## Begin

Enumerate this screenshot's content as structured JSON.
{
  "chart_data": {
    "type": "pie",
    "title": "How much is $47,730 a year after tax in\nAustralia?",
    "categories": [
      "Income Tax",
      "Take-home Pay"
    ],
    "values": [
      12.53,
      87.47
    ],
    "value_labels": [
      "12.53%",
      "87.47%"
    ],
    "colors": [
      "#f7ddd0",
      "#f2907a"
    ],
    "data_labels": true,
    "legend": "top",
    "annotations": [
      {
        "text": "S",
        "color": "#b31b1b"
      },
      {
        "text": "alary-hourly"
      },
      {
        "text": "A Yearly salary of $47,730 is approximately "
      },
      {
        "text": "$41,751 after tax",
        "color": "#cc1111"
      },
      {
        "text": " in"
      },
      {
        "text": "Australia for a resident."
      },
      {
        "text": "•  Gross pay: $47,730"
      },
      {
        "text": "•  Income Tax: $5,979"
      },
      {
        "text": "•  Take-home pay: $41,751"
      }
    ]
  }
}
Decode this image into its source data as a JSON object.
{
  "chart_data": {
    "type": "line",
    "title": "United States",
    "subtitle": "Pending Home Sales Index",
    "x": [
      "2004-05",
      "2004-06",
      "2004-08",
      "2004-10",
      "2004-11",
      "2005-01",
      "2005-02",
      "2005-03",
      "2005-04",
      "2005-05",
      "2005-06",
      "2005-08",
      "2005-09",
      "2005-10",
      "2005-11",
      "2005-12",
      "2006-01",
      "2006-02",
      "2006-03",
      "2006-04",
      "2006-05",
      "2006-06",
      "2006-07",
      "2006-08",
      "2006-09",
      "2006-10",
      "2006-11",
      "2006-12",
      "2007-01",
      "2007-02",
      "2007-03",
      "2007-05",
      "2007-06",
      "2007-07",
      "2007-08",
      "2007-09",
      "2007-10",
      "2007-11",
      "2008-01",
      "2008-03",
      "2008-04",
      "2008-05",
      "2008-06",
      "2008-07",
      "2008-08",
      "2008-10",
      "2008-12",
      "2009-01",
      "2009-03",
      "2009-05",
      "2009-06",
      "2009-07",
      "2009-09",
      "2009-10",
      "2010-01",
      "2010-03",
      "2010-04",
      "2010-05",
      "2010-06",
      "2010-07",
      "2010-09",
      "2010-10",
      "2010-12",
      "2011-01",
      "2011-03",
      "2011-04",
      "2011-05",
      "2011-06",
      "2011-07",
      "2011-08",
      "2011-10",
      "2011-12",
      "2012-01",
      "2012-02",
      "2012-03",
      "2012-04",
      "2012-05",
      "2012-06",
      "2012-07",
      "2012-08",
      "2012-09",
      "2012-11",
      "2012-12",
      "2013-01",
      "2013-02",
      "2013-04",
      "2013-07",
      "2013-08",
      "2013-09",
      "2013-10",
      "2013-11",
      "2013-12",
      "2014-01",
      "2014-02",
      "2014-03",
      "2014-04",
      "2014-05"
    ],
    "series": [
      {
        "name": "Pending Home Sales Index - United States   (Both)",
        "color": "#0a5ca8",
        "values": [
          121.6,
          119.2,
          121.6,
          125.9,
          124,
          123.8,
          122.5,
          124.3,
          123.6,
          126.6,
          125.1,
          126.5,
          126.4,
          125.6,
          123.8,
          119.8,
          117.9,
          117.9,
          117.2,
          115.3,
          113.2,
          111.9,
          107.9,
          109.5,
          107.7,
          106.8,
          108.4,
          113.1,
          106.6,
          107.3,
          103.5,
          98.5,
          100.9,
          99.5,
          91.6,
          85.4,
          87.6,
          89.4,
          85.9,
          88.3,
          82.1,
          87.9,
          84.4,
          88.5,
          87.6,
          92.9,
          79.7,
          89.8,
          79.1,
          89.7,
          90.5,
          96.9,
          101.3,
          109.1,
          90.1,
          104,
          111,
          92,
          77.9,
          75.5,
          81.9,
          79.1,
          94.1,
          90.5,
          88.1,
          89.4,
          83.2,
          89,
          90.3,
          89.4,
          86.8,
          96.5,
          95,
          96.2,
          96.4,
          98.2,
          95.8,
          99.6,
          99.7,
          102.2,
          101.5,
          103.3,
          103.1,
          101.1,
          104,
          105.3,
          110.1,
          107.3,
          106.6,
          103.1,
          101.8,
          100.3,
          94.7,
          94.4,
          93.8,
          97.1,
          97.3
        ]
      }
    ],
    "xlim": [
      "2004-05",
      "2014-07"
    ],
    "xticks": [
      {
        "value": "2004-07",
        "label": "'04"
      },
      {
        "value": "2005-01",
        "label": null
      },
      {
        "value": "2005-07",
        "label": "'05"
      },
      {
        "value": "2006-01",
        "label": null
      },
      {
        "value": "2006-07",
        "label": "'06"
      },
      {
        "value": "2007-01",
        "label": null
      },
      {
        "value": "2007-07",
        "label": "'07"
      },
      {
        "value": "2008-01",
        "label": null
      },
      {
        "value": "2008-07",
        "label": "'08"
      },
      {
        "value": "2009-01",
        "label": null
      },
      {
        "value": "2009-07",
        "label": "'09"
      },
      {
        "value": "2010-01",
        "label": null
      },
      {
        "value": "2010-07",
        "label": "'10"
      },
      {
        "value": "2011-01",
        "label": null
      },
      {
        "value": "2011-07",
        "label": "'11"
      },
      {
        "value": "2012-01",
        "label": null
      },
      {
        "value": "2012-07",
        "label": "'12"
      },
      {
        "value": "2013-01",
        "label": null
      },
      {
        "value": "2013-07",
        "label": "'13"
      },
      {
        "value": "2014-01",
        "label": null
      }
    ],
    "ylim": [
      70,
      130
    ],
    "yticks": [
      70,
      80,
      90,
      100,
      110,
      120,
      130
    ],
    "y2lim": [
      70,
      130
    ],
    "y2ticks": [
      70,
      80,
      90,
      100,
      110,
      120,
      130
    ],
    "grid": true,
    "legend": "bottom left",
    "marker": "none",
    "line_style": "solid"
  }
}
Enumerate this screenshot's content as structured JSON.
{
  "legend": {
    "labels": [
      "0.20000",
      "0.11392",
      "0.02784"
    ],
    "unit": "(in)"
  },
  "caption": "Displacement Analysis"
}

## End

■ **Work required**:
Copy the lines from the entries above in which the word "States" appears.

■ **Response to this task**:
    "title": "United States",
        "name": "Pending Home Sales Index - United States   (Both)",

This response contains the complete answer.